The problem:
Please retype the data in full and exactly; the pictures are not part of the copy.

[Dataset entries]
####################

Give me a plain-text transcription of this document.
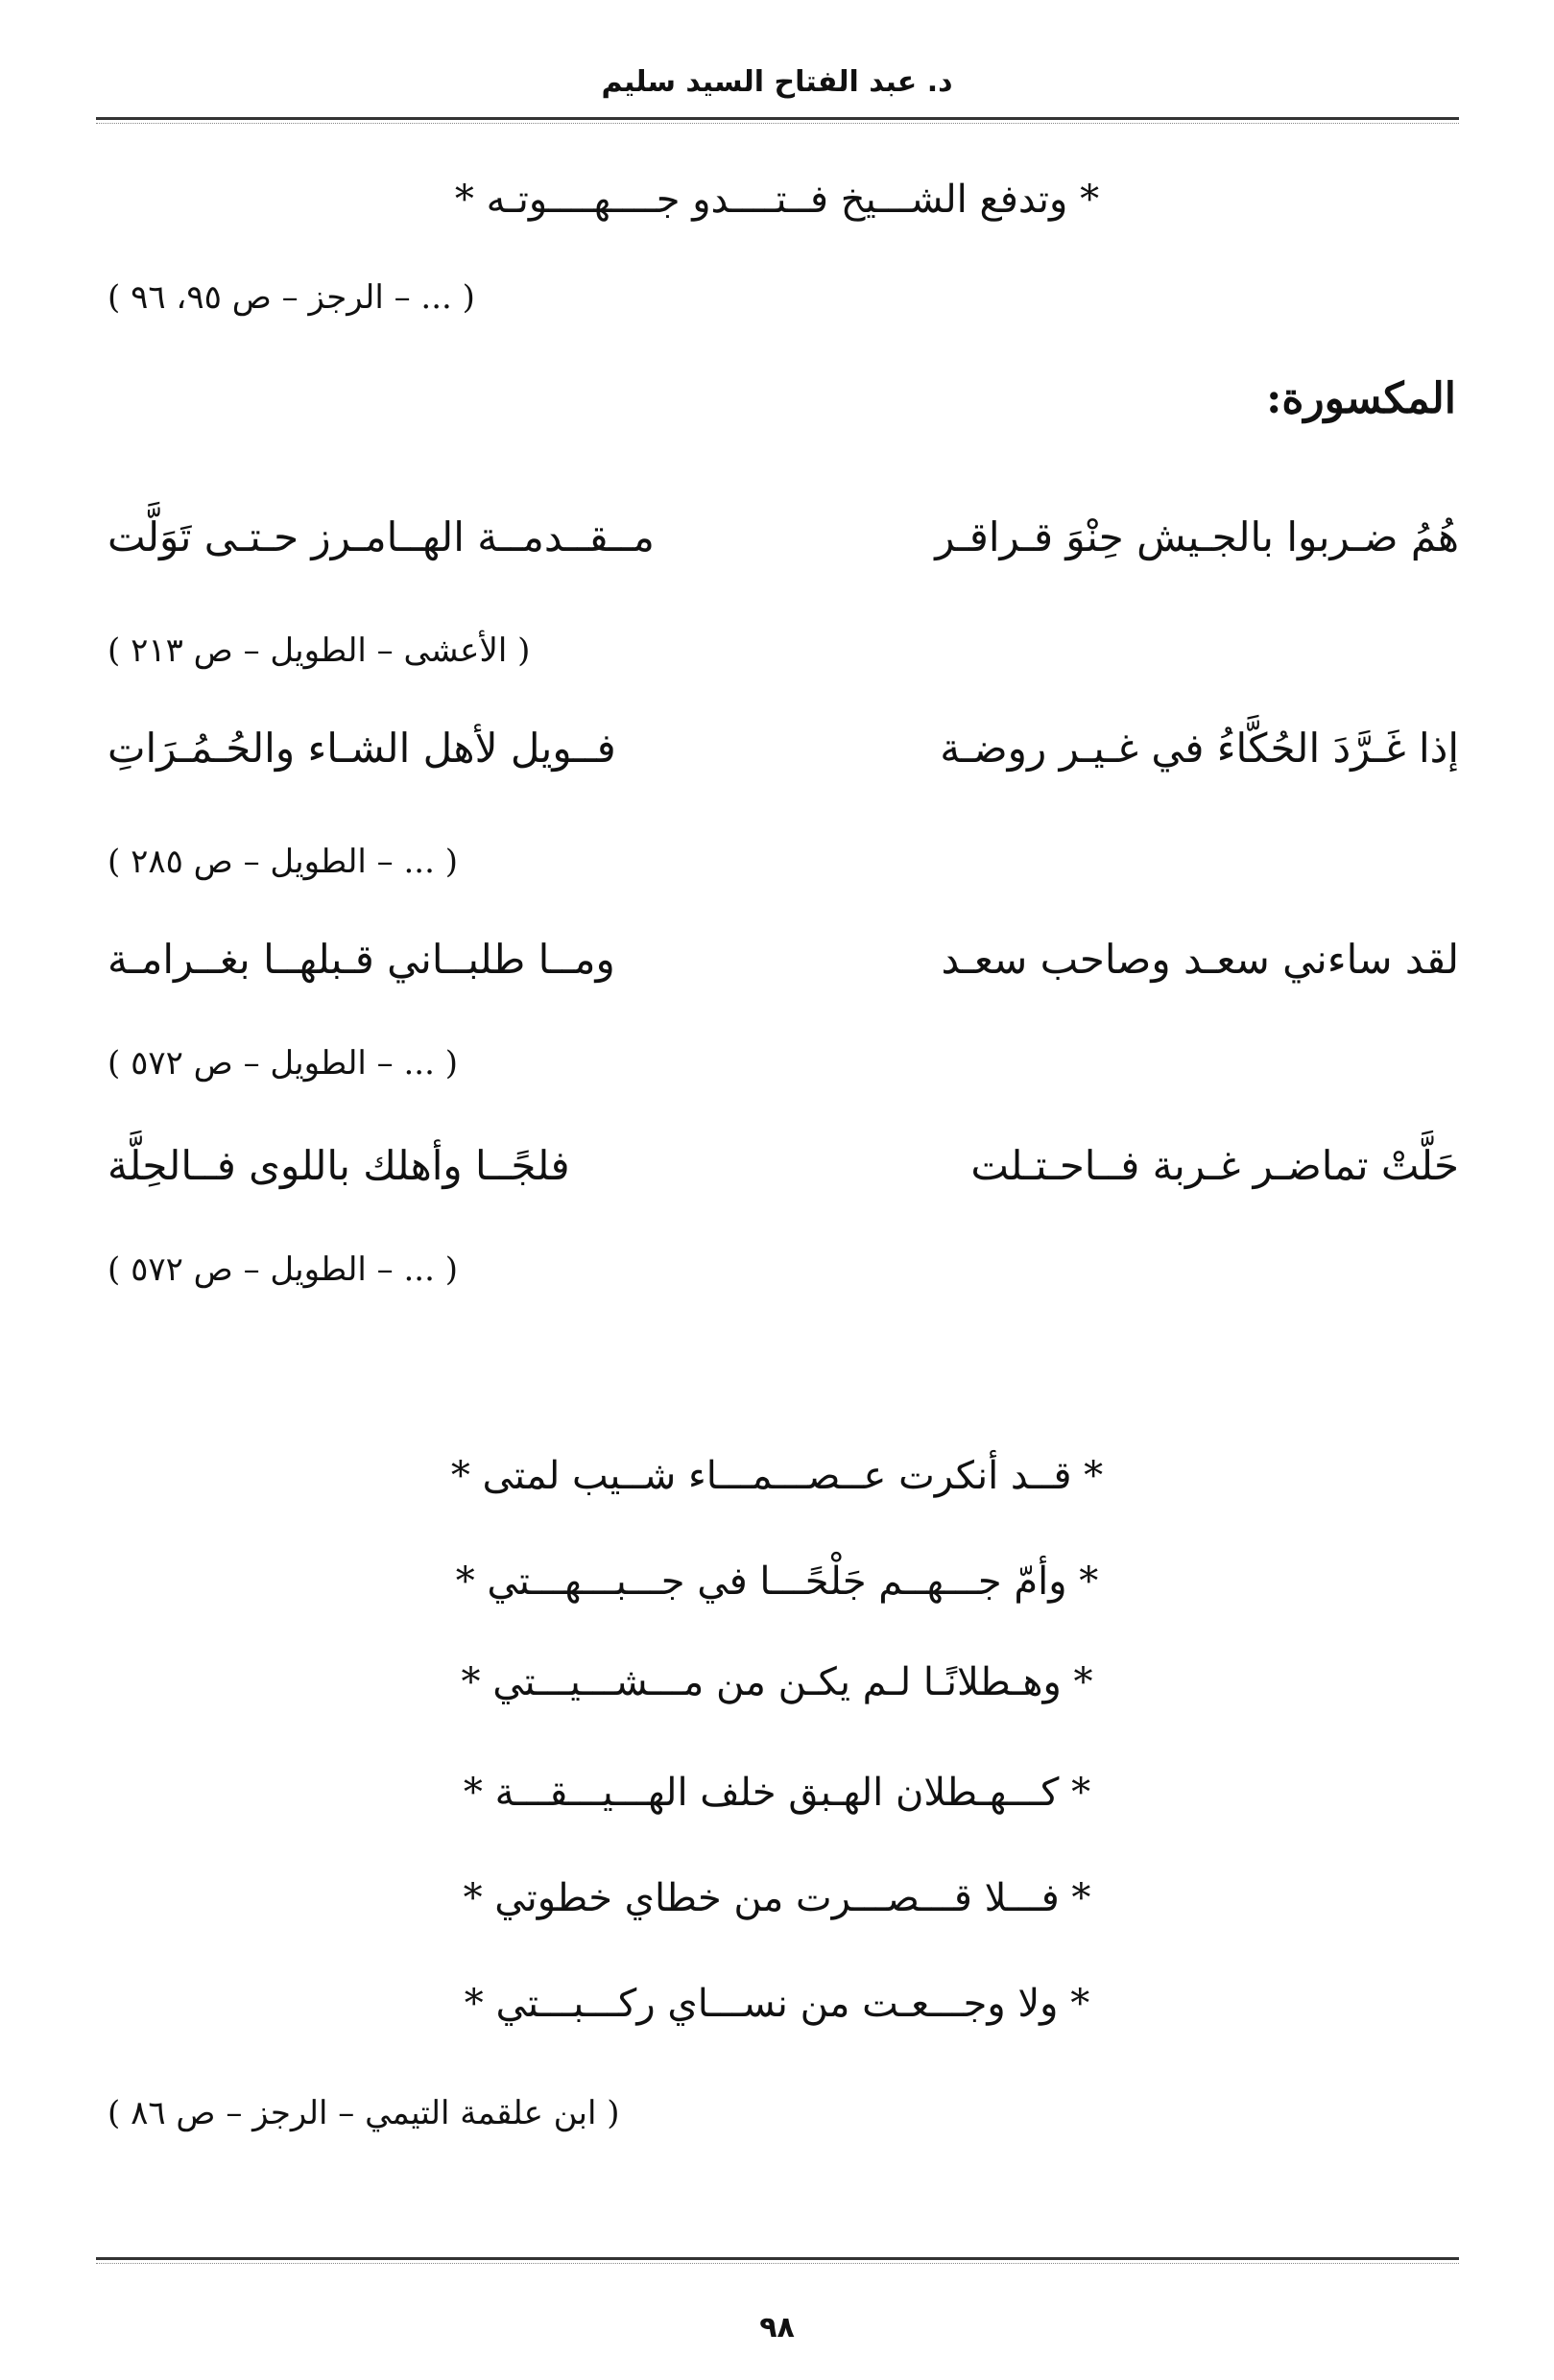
د. عبد الفتاح السيد سليم
* وتدفع الشـــيخ فــتــــدو جــــهــــوتـه *
( ... – الرجز – ص ٩٥، ٩٦ )
المكسورة:
هُمُ ضـربوا بالجـيش حِنْوَ قـراقـر
مــقــدمــة الهــامـرز حـتـى تَوَلَّت
( الأعشى – الطويل – ص ٢١٣ )
إذا غَـرَّدَ الحُكَّاءُ في غـيـر روضـة
فــويل لأهل الشـاء والحُـمُـرَاتِ
( ... – الطويل – ص ٢٨٥ )
لقد ساءني سعـد وصاحب سعـد
ومــا طلبــاني قـبلهــا بغــرامـة
( ... – الطويل – ص ٥٧٢ )
حَلَّتْ تماضـر غـربة فــاحـتـلت
فلجًــا وأهلك باللوى فــالحِلَّة
( ... – الطويل – ص ٥٧٢ )
* قــد أنكرت عــصـــمـــاء شــيب لمتى *
* وأمّ جـــهــم جَلْحًـــا في جـــبـــهـــتي *
* وهـطلانًـا لـم يكـن من مـــشـــيـــتي *
* كـــهـطلان الهـبق خلف الهـــيـــقـــة *
* فـــلا قـــصـــرت من خطاي خطوتي *
* ولا وجـــعـت من نســـاي ركـــبـــتي *
( ابن علقمة التيمي – الرجز – ص ٨٦ )
٩٨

####################

Solution to this problem:
Give me a plain-text transcription of this document.
د. عبد الفتاح السيد سليم
* وتدفع الشـــيخ فــتــــدو جــــهــــوتـه *
( ... – الرجز – ص ٩٥، ٩٦ )
المكسورة:
هُمُ ضـربوا بالجـيش حِنْوَ قـراقـر
مــقــدمــة الهــامـرز حـتـى تَوَلَّت
( الأعشى – الطويل – ص ٢١٣ )
إذا غَـرَّدَ الحُكَّاءُ في غـيـر روضـة
فــويل لأهل الشـاء والحُـمُـرَاتِ
( ... – الطويل – ص ٢٨٥ )
لقد ساءني سعـد وصاحب سعـد
ومــا طلبــاني قـبلهــا بغــرامـة
( ... – الطويل – ص ٥٧٢ )
حَلَّتْ تماضـر غـربة فــاحـتـلت
فلجًــا وأهلك باللوى فــالحِلَّة
( ... – الطويل – ص ٥٧٢ )
* قــد أنكرت عــصـــمـــاء شــيب لمتى *
* وأمّ جـــهــم جَلْحًـــا في جـــبـــهـــتي *
* وهـطلانًـا لـم يكـن من مـــشـــيـــتي *
* كـــهـطلان الهـبق خلف الهـــيـــقـــة *
* فـــلا قـــصـــرت من خطاي خطوتي *
* ولا وجـــعـت من نســـاي ركـــبـــتي *
( ابن علقمة التيمي – الرجز – ص ٨٦ )
٩٨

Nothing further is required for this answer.